What needs to be done: Give only a count of the lines that include the string "Themen".

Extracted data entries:
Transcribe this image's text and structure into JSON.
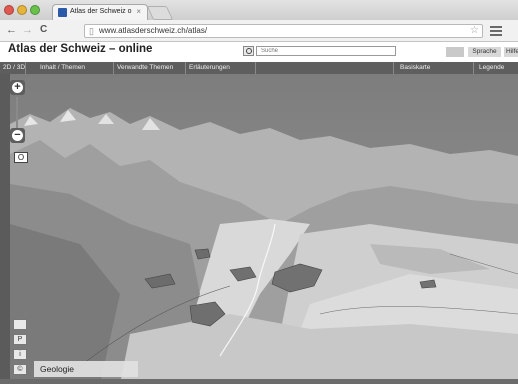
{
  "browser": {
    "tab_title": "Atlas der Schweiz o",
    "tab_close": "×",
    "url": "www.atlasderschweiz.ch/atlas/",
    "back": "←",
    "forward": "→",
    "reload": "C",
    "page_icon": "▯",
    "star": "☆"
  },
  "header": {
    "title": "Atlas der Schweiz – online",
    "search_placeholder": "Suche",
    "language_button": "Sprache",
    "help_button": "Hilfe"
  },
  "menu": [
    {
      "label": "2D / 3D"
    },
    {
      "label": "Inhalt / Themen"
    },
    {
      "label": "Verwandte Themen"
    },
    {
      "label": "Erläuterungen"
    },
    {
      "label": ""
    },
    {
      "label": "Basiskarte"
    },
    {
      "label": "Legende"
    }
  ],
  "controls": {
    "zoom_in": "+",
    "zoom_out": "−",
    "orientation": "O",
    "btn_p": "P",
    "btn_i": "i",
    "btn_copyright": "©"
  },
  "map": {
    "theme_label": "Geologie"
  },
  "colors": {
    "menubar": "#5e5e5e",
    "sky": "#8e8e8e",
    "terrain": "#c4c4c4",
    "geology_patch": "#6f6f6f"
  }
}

--

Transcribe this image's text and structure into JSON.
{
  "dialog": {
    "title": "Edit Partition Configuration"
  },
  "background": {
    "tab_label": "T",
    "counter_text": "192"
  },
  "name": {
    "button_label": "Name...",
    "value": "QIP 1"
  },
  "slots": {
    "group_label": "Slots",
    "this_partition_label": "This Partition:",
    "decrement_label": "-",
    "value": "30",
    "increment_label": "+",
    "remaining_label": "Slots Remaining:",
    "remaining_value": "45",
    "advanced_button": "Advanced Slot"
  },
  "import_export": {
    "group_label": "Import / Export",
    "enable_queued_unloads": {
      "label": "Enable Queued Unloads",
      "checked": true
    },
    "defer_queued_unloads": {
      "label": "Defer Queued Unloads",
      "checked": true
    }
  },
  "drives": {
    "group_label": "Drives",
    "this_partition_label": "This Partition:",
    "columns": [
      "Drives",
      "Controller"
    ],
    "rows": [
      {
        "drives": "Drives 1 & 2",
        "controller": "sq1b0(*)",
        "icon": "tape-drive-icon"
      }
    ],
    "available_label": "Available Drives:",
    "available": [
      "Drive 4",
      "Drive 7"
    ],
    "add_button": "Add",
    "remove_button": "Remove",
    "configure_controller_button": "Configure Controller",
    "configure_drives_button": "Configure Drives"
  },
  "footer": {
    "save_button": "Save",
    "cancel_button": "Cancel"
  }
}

Solution below: 2